» **YOUR GOAL**: Below are records; work out how many of their lines contain "Index" and give only that number.

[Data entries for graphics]
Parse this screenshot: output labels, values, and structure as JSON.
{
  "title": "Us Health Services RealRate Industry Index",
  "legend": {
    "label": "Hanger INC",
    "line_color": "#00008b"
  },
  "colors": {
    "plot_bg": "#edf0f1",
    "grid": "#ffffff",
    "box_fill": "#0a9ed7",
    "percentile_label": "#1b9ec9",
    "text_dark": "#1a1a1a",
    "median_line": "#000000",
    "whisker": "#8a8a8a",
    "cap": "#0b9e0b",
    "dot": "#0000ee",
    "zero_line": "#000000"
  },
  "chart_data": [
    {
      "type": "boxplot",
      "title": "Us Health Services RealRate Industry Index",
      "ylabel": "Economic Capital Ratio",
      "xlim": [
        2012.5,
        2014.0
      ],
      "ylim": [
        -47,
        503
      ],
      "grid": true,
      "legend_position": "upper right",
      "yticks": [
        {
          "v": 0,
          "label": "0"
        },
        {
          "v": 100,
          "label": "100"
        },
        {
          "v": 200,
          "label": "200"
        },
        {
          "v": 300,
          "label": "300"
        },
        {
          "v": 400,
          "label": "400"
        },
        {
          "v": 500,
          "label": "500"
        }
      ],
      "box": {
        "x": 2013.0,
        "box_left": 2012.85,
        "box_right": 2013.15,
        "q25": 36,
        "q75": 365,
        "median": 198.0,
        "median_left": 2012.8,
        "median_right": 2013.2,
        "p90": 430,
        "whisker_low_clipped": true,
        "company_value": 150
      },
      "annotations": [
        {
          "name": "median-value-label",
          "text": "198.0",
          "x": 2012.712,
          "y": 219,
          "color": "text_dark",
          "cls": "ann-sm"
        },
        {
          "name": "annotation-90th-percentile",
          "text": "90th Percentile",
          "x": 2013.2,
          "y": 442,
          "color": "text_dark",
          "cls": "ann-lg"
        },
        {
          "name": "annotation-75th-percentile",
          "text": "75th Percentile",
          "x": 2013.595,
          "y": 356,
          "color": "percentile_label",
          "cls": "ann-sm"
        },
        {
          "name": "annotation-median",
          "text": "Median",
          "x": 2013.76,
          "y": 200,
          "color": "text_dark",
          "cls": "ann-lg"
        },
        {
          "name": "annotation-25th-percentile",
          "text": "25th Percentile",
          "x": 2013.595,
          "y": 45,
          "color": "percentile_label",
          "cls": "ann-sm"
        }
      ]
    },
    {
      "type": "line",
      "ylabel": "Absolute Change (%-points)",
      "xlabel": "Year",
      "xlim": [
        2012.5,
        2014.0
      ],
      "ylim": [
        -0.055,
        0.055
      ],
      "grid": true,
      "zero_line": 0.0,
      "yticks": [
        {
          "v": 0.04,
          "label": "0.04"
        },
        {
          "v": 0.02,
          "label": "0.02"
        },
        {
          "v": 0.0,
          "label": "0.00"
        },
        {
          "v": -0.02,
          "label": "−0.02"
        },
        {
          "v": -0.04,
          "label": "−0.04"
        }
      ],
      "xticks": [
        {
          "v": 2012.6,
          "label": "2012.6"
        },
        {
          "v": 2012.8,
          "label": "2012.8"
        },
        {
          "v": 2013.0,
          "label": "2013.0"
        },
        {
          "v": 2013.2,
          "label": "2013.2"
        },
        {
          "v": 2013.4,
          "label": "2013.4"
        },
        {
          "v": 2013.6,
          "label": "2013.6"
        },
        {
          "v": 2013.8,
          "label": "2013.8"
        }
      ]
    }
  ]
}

» **THE RESPONSE**: 2